#### Requirement:
Repeat the material below word for word and leave out all pictures.

#### Supplied data:
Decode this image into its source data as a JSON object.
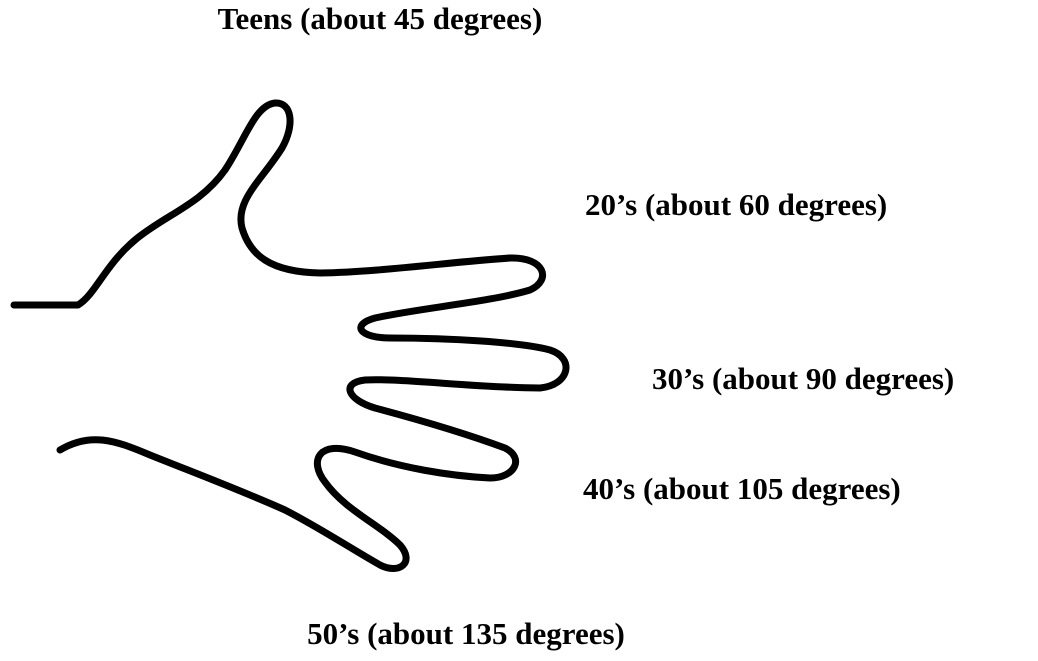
{
  "labels": [
    "Teens (about 45 degrees)",
    "20’s (about 60 degrees)",
    "30’s (about 90 degrees)",
    "40’s (about 105 degrees)",
    "50’s (about 135 degrees)"
  ]
}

#### Final result:
Decode this image into its source data as a JSON object.
{
  "labels": [
    "Teens (about 45 degrees)",
    "20’s (about 60 degrees)",
    "30’s (about 90 degrees)",
    "40’s (about 105 degrees)",
    "50’s (about 135 degrees)"
  ]
}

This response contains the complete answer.